◆ ESTRATTO ◆
──────

CIVRAN, Giacomo
Nato a Venezia da Andrea (1529-1560) di Alvise di Pietro e da Caterina di Antonio Barbaro il 14 genn. 1558, fu "zotto", zoppo, precisa la copia delle genealogie del Barbaro dell'Archivio di Venezia, quasi a motivarne col marchio della malformazione fisica la sciagurata esistenza che certo suonò scandalosa all'interno d'un patriziato quale quello veneziano solito vantare la probità e la dedizione allo Stato dei suoi membri.

──────

◆ DATI ARCHIVIATI ◆

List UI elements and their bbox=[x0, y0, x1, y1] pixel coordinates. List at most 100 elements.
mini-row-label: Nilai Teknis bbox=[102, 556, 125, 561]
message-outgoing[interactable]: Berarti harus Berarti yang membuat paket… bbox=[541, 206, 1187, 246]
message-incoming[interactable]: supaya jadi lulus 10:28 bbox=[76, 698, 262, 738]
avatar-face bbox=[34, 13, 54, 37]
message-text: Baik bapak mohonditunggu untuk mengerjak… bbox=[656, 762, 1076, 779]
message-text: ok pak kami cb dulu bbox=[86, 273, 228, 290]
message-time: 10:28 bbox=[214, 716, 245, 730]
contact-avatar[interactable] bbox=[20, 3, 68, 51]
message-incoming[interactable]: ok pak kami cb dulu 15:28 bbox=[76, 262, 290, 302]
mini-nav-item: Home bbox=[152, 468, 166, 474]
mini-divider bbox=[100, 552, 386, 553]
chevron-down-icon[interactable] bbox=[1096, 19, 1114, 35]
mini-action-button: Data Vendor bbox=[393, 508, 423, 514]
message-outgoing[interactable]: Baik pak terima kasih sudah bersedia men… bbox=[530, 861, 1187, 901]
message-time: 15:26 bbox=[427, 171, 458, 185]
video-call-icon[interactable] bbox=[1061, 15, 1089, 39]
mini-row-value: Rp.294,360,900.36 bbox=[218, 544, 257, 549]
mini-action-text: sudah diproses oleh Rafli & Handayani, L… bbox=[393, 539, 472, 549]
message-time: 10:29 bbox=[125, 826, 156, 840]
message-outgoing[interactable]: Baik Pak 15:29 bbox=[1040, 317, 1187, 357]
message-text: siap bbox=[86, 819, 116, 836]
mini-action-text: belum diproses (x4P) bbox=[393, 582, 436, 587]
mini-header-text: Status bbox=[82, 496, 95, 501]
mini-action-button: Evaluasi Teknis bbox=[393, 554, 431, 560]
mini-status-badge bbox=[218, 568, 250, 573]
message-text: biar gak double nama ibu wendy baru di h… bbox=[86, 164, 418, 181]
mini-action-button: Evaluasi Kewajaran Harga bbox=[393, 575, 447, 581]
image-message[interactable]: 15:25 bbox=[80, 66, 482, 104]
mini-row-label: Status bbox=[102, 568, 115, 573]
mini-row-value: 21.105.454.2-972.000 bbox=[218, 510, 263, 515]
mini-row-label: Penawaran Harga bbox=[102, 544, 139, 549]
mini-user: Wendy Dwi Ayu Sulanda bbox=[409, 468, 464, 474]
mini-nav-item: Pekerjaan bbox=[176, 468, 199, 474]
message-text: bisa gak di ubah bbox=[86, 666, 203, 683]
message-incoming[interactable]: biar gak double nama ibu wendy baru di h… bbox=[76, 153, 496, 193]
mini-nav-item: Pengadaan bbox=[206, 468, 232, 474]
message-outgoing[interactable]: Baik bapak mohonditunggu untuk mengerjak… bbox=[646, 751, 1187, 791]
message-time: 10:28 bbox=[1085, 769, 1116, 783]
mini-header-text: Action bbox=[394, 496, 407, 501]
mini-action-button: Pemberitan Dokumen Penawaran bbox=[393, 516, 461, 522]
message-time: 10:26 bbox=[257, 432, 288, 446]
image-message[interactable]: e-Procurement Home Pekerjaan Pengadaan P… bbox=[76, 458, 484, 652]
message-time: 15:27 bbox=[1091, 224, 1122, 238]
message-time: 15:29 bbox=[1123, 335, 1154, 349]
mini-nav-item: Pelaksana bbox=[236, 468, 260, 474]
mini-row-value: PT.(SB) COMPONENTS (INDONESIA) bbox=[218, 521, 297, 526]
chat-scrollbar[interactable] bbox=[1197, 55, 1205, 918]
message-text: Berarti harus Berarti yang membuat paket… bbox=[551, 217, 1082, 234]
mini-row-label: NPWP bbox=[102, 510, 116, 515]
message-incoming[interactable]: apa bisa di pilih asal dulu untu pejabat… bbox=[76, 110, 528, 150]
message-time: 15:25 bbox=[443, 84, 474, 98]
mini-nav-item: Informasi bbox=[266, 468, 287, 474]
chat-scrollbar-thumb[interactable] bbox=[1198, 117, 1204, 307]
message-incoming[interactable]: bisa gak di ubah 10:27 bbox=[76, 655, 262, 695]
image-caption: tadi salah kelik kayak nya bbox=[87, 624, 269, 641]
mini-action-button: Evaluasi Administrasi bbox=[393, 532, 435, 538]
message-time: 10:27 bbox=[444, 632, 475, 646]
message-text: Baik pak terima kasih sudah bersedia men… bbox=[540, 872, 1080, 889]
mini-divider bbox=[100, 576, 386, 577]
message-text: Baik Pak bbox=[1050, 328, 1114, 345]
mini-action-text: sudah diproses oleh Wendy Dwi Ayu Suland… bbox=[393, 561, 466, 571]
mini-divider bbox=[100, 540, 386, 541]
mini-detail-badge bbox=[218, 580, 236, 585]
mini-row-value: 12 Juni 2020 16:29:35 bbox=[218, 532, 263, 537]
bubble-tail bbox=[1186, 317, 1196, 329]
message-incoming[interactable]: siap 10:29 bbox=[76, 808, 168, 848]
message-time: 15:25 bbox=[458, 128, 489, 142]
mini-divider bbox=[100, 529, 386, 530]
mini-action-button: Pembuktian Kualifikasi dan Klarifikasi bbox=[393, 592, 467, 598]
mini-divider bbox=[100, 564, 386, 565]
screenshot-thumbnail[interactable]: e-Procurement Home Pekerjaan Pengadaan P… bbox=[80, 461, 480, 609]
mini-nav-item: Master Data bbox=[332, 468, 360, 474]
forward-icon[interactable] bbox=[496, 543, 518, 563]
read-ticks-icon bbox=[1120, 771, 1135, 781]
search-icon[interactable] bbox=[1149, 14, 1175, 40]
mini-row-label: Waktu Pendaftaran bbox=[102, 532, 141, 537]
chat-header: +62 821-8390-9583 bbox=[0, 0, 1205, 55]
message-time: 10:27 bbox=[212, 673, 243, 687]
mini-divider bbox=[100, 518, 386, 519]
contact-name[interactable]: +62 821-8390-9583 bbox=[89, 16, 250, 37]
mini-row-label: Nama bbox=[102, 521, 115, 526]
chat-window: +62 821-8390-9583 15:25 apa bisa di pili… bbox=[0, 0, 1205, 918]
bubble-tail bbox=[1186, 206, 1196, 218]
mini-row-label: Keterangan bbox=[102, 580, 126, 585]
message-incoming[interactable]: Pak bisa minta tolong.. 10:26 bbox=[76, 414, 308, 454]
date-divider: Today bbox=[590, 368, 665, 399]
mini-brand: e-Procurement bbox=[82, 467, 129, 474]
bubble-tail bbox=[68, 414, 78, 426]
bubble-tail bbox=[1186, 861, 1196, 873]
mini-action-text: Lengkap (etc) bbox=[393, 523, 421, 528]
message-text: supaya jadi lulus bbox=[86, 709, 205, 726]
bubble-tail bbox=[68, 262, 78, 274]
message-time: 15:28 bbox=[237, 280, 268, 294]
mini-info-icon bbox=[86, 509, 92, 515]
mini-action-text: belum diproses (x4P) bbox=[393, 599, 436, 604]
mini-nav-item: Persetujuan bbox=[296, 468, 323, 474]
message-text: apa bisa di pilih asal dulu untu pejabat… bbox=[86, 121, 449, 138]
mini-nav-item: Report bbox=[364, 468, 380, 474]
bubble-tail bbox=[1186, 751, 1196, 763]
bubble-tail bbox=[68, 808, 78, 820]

──────

◆ COMPITO ◆
Secondo l'estratto, in che giorno nacque Giacomo Civran? Rispondi basandoti soltanto sull'estratto.

◆ RISULTATO DELL'ESERCIZIO ◆
Il 14 gennaio 1558.